REQUIRED WORK ::
Find the string "EAST" in the listing and report every line that has it.

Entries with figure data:

════

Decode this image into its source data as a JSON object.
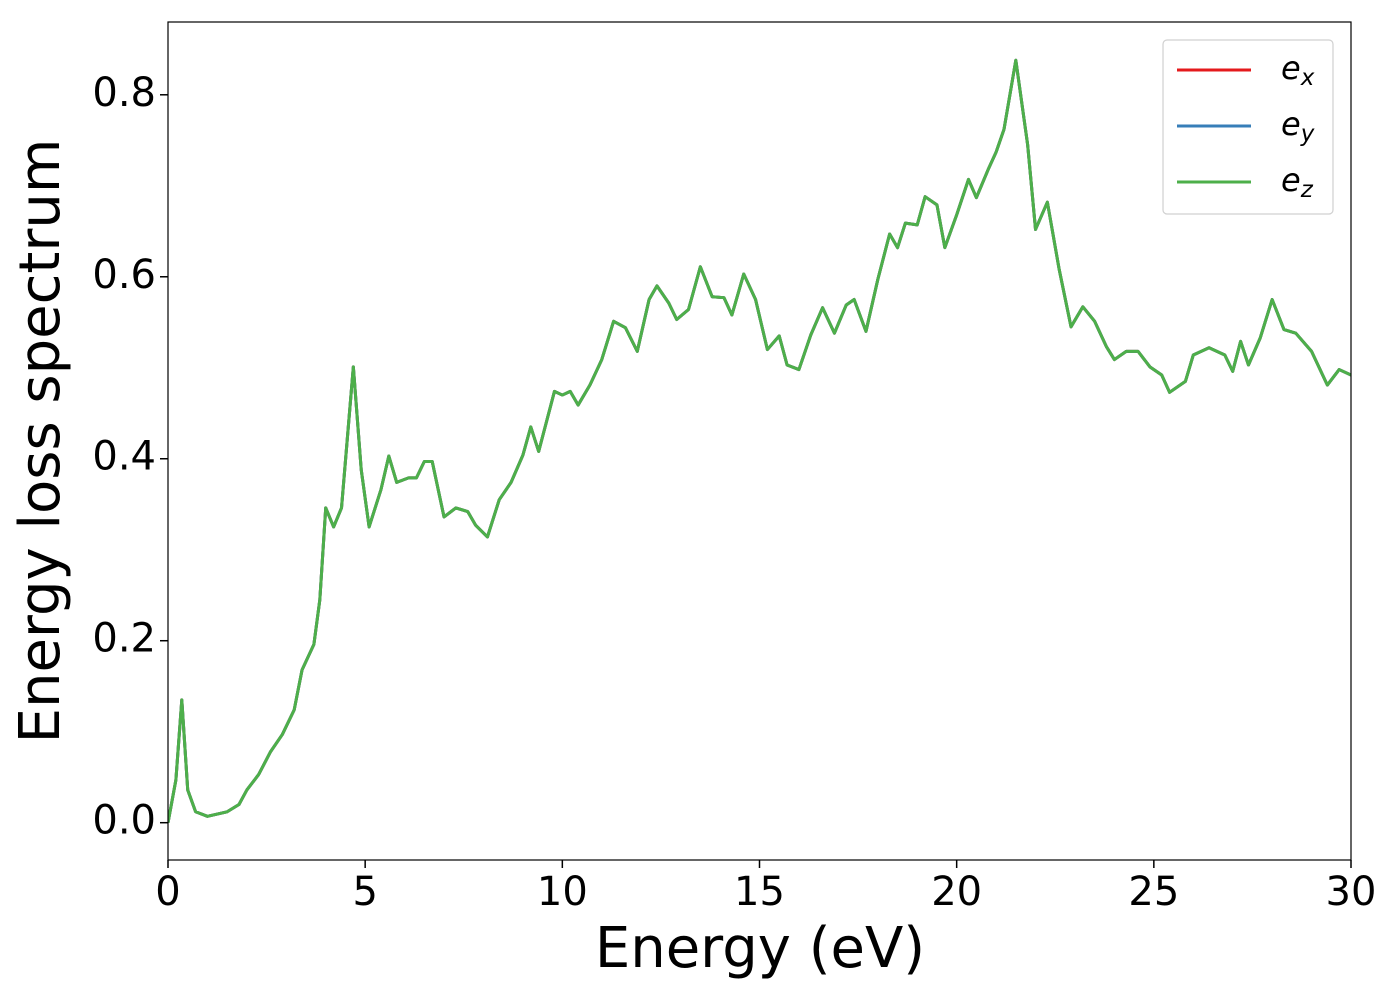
{
  "chart_data": {
    "type": "line",
    "xlabel": "Energy (eV)",
    "ylabel": "Energy loss spectrum",
    "xlim": [
      0,
      30
    ],
    "ylim": [
      -0.041,
      0.88
    ],
    "xticks": [
      0,
      5,
      10,
      15,
      20,
      25,
      30
    ],
    "yticks": [
      {
        "value": 0,
        "label": "0.0"
      },
      0.2,
      0.4,
      0.6,
      0.8
    ],
    "legend": "upper right",
    "x": [
      0,
      0.2,
      0.35,
      0.5,
      0.7,
      1.0,
      1.5,
      1.8,
      2.0,
      2.3,
      2.6,
      2.9,
      3.2,
      3.4,
      3.7,
      3.85,
      4.0,
      4.2,
      4.4,
      4.7,
      4.9,
      5.1,
      5.4,
      5.6,
      5.8,
      6.1,
      6.3,
      6.5,
      6.7,
      7.0,
      7.3,
      7.6,
      7.8,
      8.1,
      8.4,
      8.7,
      9.0,
      9.2,
      9.4,
      9.8,
      10.0,
      10.2,
      10.4,
      10.7,
      11.0,
      11.3,
      11.6,
      11.9,
      12.2,
      12.4,
      12.7,
      12.9,
      13.2,
      13.5,
      13.8,
      14.1,
      14.3,
      14.6,
      14.9,
      15.2,
      15.5,
      15.7,
      16.0,
      16.3,
      16.6,
      16.9,
      17.2,
      17.4,
      17.7,
      18.0,
      18.3,
      18.5,
      18.7,
      19.0,
      19.2,
      19.5,
      19.7,
      20.0,
      20.3,
      20.5,
      20.8,
      21.0,
      21.2,
      21.5,
      21.8,
      22.0,
      22.3,
      22.6,
      22.9,
      23.2,
      23.5,
      23.8,
      24.0,
      24.3,
      24.6,
      24.9,
      25.2,
      25.4,
      25.8,
      26.0,
      26.4,
      26.8,
      27.0,
      27.2,
      27.4,
      27.7,
      28.0,
      28.3,
      28.6,
      29.0,
      29.4,
      29.7,
      30.0
    ],
    "series": [
      {
        "name": "ex",
        "color": "#e41a1c",
        "values": [
          0,
          0.047,
          0.135,
          0.036,
          0.012,
          0.007,
          0.012,
          0.02,
          0.036,
          0.053,
          0.078,
          0.097,
          0.124,
          0.168,
          0.196,
          0.245,
          0.346,
          0.325,
          0.346,
          0.501,
          0.388,
          0.325,
          0.366,
          0.403,
          0.374,
          0.379,
          0.379,
          0.397,
          0.397,
          0.336,
          0.346,
          0.342,
          0.327,
          0.314,
          0.355,
          0.374,
          0.404,
          0.435,
          0.408,
          0.474,
          0.47,
          0.474,
          0.459,
          0.481,
          0.509,
          0.551,
          0.544,
          0.518,
          0.575,
          0.59,
          0.571,
          0.553,
          0.564,
          0.611,
          0.578,
          0.577,
          0.558,
          0.603,
          0.575,
          0.52,
          0.535,
          0.503,
          0.498,
          0.536,
          0.566,
          0.538,
          0.569,
          0.575,
          0.54,
          0.597,
          0.647,
          0.632,
          0.659,
          0.657,
          0.688,
          0.679,
          0.632,
          0.668,
          0.707,
          0.687,
          0.718,
          0.737,
          0.762,
          0.838,
          0.745,
          0.652,
          0.682,
          0.608,
          0.545,
          0.567,
          0.551,
          0.523,
          0.509,
          0.518,
          0.518,
          0.501,
          0.492,
          0.473,
          0.485,
          0.514,
          0.522,
          0.514,
          0.496,
          0.529,
          0.503,
          0.533,
          0.575,
          0.542,
          0.538,
          0.518,
          0.481,
          0.498,
          0.492
        ]
      },
      {
        "name": "ey",
        "color": "#377eb8",
        "values": [
          0,
          0.047,
          0.135,
          0.036,
          0.012,
          0.007,
          0.012,
          0.02,
          0.036,
          0.053,
          0.078,
          0.097,
          0.124,
          0.168,
          0.196,
          0.245,
          0.346,
          0.325,
          0.346,
          0.501,
          0.388,
          0.325,
          0.366,
          0.403,
          0.374,
          0.379,
          0.379,
          0.397,
          0.397,
          0.336,
          0.346,
          0.342,
          0.327,
          0.314,
          0.355,
          0.374,
          0.404,
          0.435,
          0.408,
          0.474,
          0.47,
          0.474,
          0.459,
          0.481,
          0.509,
          0.551,
          0.544,
          0.518,
          0.575,
          0.59,
          0.571,
          0.553,
          0.564,
          0.611,
          0.578,
          0.577,
          0.558,
          0.603,
          0.575,
          0.52,
          0.535,
          0.503,
          0.498,
          0.536,
          0.566,
          0.538,
          0.569,
          0.575,
          0.54,
          0.597,
          0.647,
          0.632,
          0.659,
          0.657,
          0.688,
          0.679,
          0.632,
          0.668,
          0.707,
          0.687,
          0.718,
          0.737,
          0.762,
          0.838,
          0.745,
          0.652,
          0.682,
          0.608,
          0.545,
          0.567,
          0.551,
          0.523,
          0.509,
          0.518,
          0.518,
          0.501,
          0.492,
          0.473,
          0.485,
          0.514,
          0.522,
          0.514,
          0.496,
          0.529,
          0.503,
          0.533,
          0.575,
          0.542,
          0.538,
          0.518,
          0.481,
          0.498,
          0.492
        ]
      },
      {
        "name": "ez",
        "color": "#4daf4a",
        "values": [
          0,
          0.047,
          0.135,
          0.036,
          0.012,
          0.007,
          0.012,
          0.02,
          0.036,
          0.053,
          0.078,
          0.097,
          0.124,
          0.168,
          0.196,
          0.245,
          0.346,
          0.325,
          0.346,
          0.501,
          0.388,
          0.325,
          0.366,
          0.403,
          0.374,
          0.379,
          0.379,
          0.397,
          0.397,
          0.336,
          0.346,
          0.342,
          0.327,
          0.314,
          0.355,
          0.374,
          0.404,
          0.435,
          0.408,
          0.474,
          0.47,
          0.474,
          0.459,
          0.481,
          0.509,
          0.551,
          0.544,
          0.518,
          0.575,
          0.59,
          0.571,
          0.553,
          0.564,
          0.611,
          0.578,
          0.577,
          0.558,
          0.603,
          0.575,
          0.52,
          0.535,
          0.503,
          0.498,
          0.536,
          0.566,
          0.538,
          0.569,
          0.575,
          0.54,
          0.597,
          0.647,
          0.632,
          0.659,
          0.657,
          0.688,
          0.679,
          0.632,
          0.668,
          0.707,
          0.687,
          0.718,
          0.737,
          0.762,
          0.838,
          0.745,
          0.652,
          0.682,
          0.608,
          0.545,
          0.567,
          0.551,
          0.523,
          0.509,
          0.518,
          0.518,
          0.501,
          0.492,
          0.473,
          0.485,
          0.514,
          0.522,
          0.514,
          0.496,
          0.529,
          0.503,
          0.533,
          0.575,
          0.542,
          0.538,
          0.518,
          0.481,
          0.498,
          0.492
        ]
      }
    ]
  }
}
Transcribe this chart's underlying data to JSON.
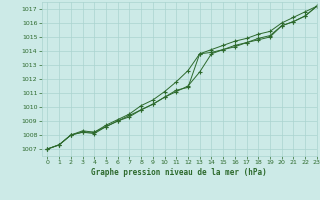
{
  "bg_color": "#cceae7",
  "grid_color": "#aad4d0",
  "line_color": "#2d6a2d",
  "marker_color": "#2d6a2d",
  "title": "Graphe pression niveau de la mer (hPa)",
  "xlim": [
    -0.5,
    23
  ],
  "ylim": [
    1006.5,
    1017.5
  ],
  "yticks": [
    1007,
    1008,
    1009,
    1010,
    1011,
    1012,
    1013,
    1014,
    1015,
    1016,
    1017
  ],
  "xticks": [
    0,
    1,
    2,
    3,
    4,
    5,
    6,
    7,
    8,
    9,
    10,
    11,
    12,
    13,
    14,
    15,
    16,
    17,
    18,
    19,
    20,
    21,
    22,
    23
  ],
  "series1_x": [
    0,
    1,
    2,
    3,
    4,
    5,
    6,
    7,
    8,
    9,
    10,
    11,
    12,
    13,
    14,
    15,
    16,
    17,
    18,
    19,
    20,
    21,
    22,
    23
  ],
  "series1_y": [
    1007.0,
    1007.3,
    1008.0,
    1008.2,
    1008.2,
    1008.6,
    1009.0,
    1009.4,
    1009.8,
    1010.2,
    1010.7,
    1011.1,
    1011.5,
    1012.5,
    1013.8,
    1014.1,
    1014.4,
    1014.6,
    1014.9,
    1015.1,
    1015.8,
    1016.1,
    1016.5,
    1017.2
  ],
  "series2_x": [
    0,
    1,
    2,
    3,
    4,
    5,
    6,
    7,
    8,
    9,
    10,
    11,
    12,
    13,
    14,
    15,
    16,
    17,
    18,
    19,
    20,
    21,
    22,
    23
  ],
  "series2_y": [
    1007.0,
    1007.3,
    1008.0,
    1008.2,
    1008.1,
    1008.6,
    1009.0,
    1009.3,
    1009.8,
    1010.2,
    1010.7,
    1011.2,
    1011.4,
    1013.8,
    1013.9,
    1014.1,
    1014.3,
    1014.6,
    1014.8,
    1015.0,
    1015.8,
    1016.1,
    1016.5,
    1017.2
  ],
  "series3_x": [
    0,
    1,
    2,
    3,
    4,
    5,
    6,
    7,
    8,
    9,
    10,
    11,
    12,
    13,
    14,
    15,
    16,
    17,
    18,
    19,
    20,
    21,
    22,
    23
  ],
  "series3_y": [
    1007.0,
    1007.3,
    1008.0,
    1008.3,
    1008.2,
    1008.7,
    1009.1,
    1009.5,
    1010.1,
    1010.5,
    1011.1,
    1011.8,
    1012.6,
    1013.8,
    1014.1,
    1014.4,
    1014.7,
    1014.9,
    1015.2,
    1015.4,
    1016.0,
    1016.4,
    1016.8,
    1017.2
  ]
}
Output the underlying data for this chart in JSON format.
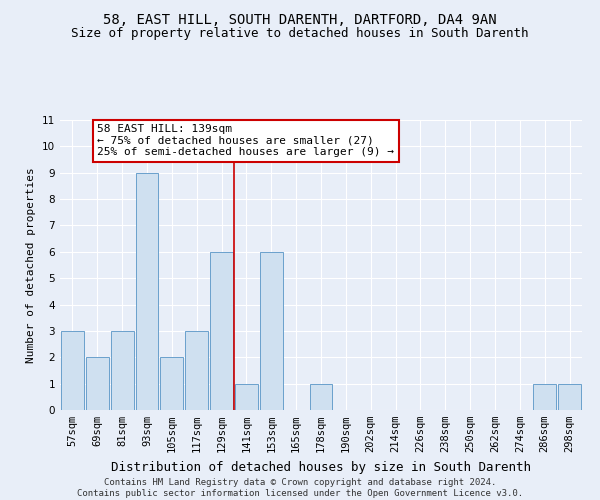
{
  "title1": "58, EAST HILL, SOUTH DARENTH, DARTFORD, DA4 9AN",
  "title2": "Size of property relative to detached houses in South Darenth",
  "xlabel": "Distribution of detached houses by size in South Darenth",
  "ylabel": "Number of detached properties",
  "categories": [
    "57sqm",
    "69sqm",
    "81sqm",
    "93sqm",
    "105sqm",
    "117sqm",
    "129sqm",
    "141sqm",
    "153sqm",
    "165sqm",
    "178sqm",
    "190sqm",
    "202sqm",
    "214sqm",
    "226sqm",
    "238sqm",
    "250sqm",
    "262sqm",
    "274sqm",
    "286sqm",
    "298sqm"
  ],
  "values": [
    3,
    2,
    3,
    9,
    2,
    3,
    6,
    1,
    6,
    0,
    1,
    0,
    0,
    0,
    0,
    0,
    0,
    0,
    0,
    1,
    1
  ],
  "bar_color": "#cfe0f0",
  "bar_edge_color": "#6aa0cc",
  "highlight_line_index": 7,
  "highlight_line_color": "#cc0000",
  "annotation_text": "58 EAST HILL: 139sqm\n← 75% of detached houses are smaller (27)\n25% of semi-detached houses are larger (9) →",
  "annotation_box_facecolor": "white",
  "annotation_box_edgecolor": "#cc0000",
  "ylim": [
    0,
    11
  ],
  "yticks": [
    0,
    1,
    2,
    3,
    4,
    5,
    6,
    7,
    8,
    9,
    10,
    11
  ],
  "background_color": "#e8eef8",
  "grid_color": "#ffffff",
  "footnote": "Contains HM Land Registry data © Crown copyright and database right 2024.\nContains public sector information licensed under the Open Government Licence v3.0.",
  "title1_fontsize": 10,
  "title2_fontsize": 9,
  "xlabel_fontsize": 9,
  "ylabel_fontsize": 8,
  "tick_fontsize": 7.5,
  "annotation_fontsize": 8,
  "footnote_fontsize": 6.5
}
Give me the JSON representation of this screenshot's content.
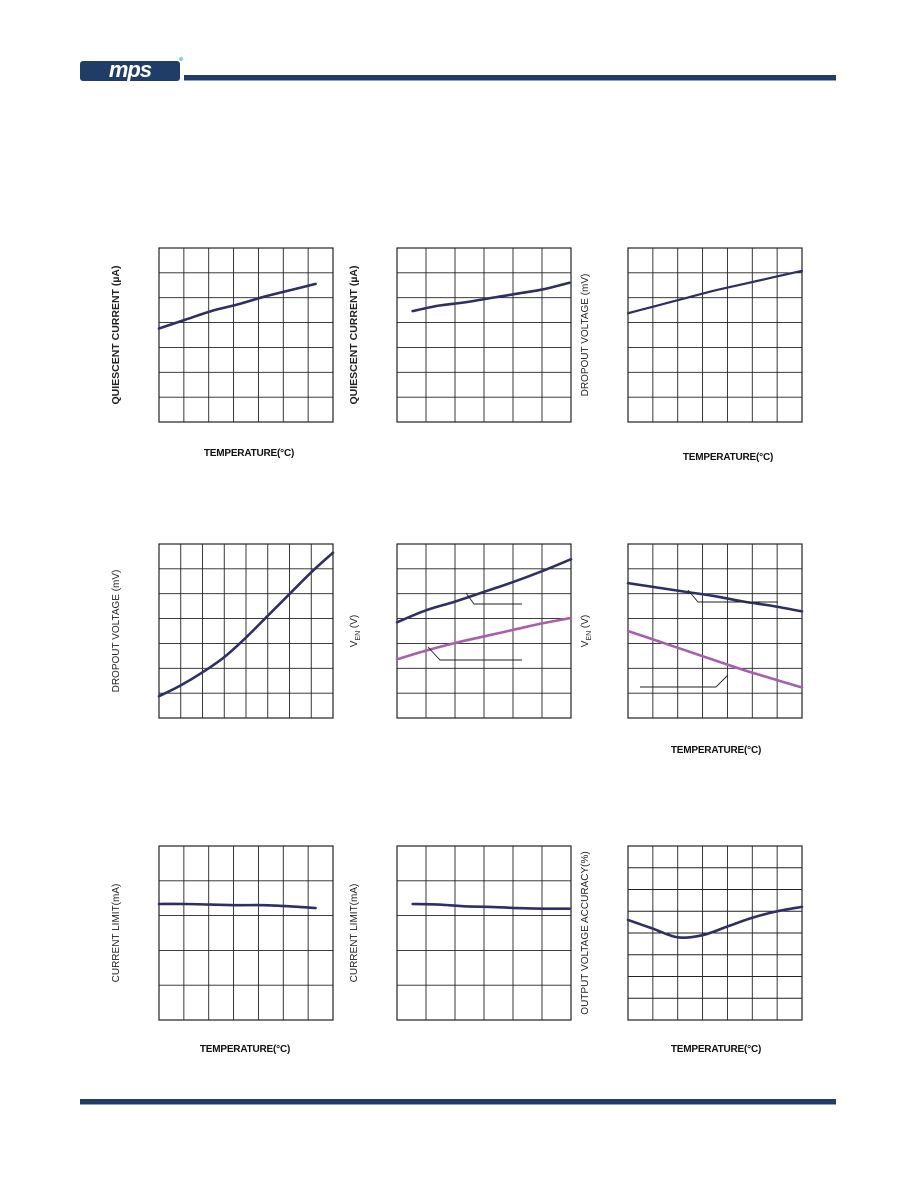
{
  "brand": {
    "logo_text": "mps",
    "colors": {
      "navy": "#1f3d66",
      "accent": "#7dd3e8"
    }
  },
  "colors": {
    "dark": "#2e2f64",
    "purple": "#a85fab"
  },
  "chart_data": [
    {
      "type": "line",
      "ylabel": "QUIESCENT CURRENT (µA)",
      "xlabel": "TEMPERATURE(°C)",
      "grid": true,
      "x": [
        0,
        1,
        2,
        3,
        4,
        5,
        6
      ],
      "series": [
        {
          "values": [
            4.3,
            4.7,
            5.1,
            5.4,
            5.75,
            6.05,
            6.35
          ]
        }
      ]
    },
    {
      "type": "line",
      "ylabel": "QUIESCENT CURRENT (µA)",
      "xlabel": "",
      "grid": true,
      "x": [
        0,
        1,
        2,
        3,
        4,
        5,
        6
      ],
      "series": [
        {
          "values": [
            5.1,
            5.35,
            5.5,
            5.7,
            5.9,
            6.1,
            6.4
          ]
        }
      ]
    },
    {
      "type": "line",
      "ylabel": "DROPOUT VOLTAGE (mV)",
      "xlabel": "TEMPERATURE(°C)",
      "grid": true,
      "x": [
        0,
        1,
        2,
        3,
        4,
        5,
        6
      ],
      "series": [
        {
          "values": [
            5.0,
            5.35,
            5.7,
            6.05,
            6.35,
            6.65,
            6.95
          ]
        }
      ]
    },
    {
      "type": "line",
      "ylabel": "DROPOUT VOLTAGE (mV)",
      "xlabel": "",
      "grid": true,
      "x": [
        0,
        1,
        2,
        3,
        4,
        5,
        6,
        7,
        8
      ],
      "series": [
        {
          "values": [
            1.0,
            1.5,
            2.1,
            2.8,
            3.7,
            4.7,
            5.7,
            6.7,
            7.6
          ]
        }
      ]
    },
    {
      "type": "line",
      "ylabel": "V_EN (V)",
      "xlabel": "",
      "grid": true,
      "x": [
        0,
        1,
        2,
        3,
        4,
        5,
        6
      ],
      "series": [
        {
          "values": [
            4.4,
            4.95,
            5.35,
            5.8,
            6.25,
            6.75,
            7.3
          ]
        },
        {
          "values": [
            2.7,
            3.1,
            3.45,
            3.75,
            4.05,
            4.35,
            4.6
          ]
        }
      ]
    },
    {
      "type": "line",
      "ylabel": "V_EN (V)",
      "xlabel": "TEMPERATURE(°C)",
      "grid": true,
      "x": [
        0,
        1,
        2,
        3,
        4,
        5,
        6
      ],
      "series": [
        {
          "values": [
            6.2,
            6.0,
            5.8,
            5.6,
            5.35,
            5.15,
            4.9
          ]
        },
        {
          "values": [
            4.0,
            3.55,
            3.1,
            2.65,
            2.2,
            1.8,
            1.4
          ]
        }
      ]
    },
    {
      "type": "line",
      "ylabel": "CURRENT LIMIT(mA)",
      "xlabel": "TEMPERATURE(°C)",
      "grid": true,
      "x": [
        0,
        1,
        2,
        3,
        4,
        5,
        6
      ],
      "series": [
        {
          "values": [
            3.0,
            3.0,
            2.99,
            2.98,
            2.98,
            2.96,
            2.93
          ]
        }
      ]
    },
    {
      "type": "line",
      "ylabel": "CURRENT LIMIT(mA)",
      "xlabel": "",
      "grid": true,
      "x": [
        0,
        1,
        2,
        3,
        4,
        5,
        6
      ],
      "series": [
        {
          "values": [
            3.0,
            2.99,
            2.96,
            2.95,
            2.93,
            2.92,
            2.92
          ]
        }
      ]
    },
    {
      "type": "line",
      "ylabel": "OUTPUT VOLTAGE ACCURACY(%)",
      "xlabel": "TEMPERATURE(°C)",
      "grid": true,
      "x": [
        0,
        1,
        2,
        3,
        4,
        5,
        6,
        7
      ],
      "series": [
        {
          "values": [
            4.6,
            4.2,
            3.8,
            3.9,
            4.3,
            4.7,
            5.0,
            5.2
          ]
        }
      ]
    }
  ]
}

════

CORRECT ANSWER ::
  "title1": "58, EAST HILL, SOUTH DARENTH, DARTFORD, DA4 9AN",
  "annotation_text": "58 EAST HILL: 139sqm\n← 75% of detached houses are smaller (27)\n25% of semi-detached houses are larger (9) →",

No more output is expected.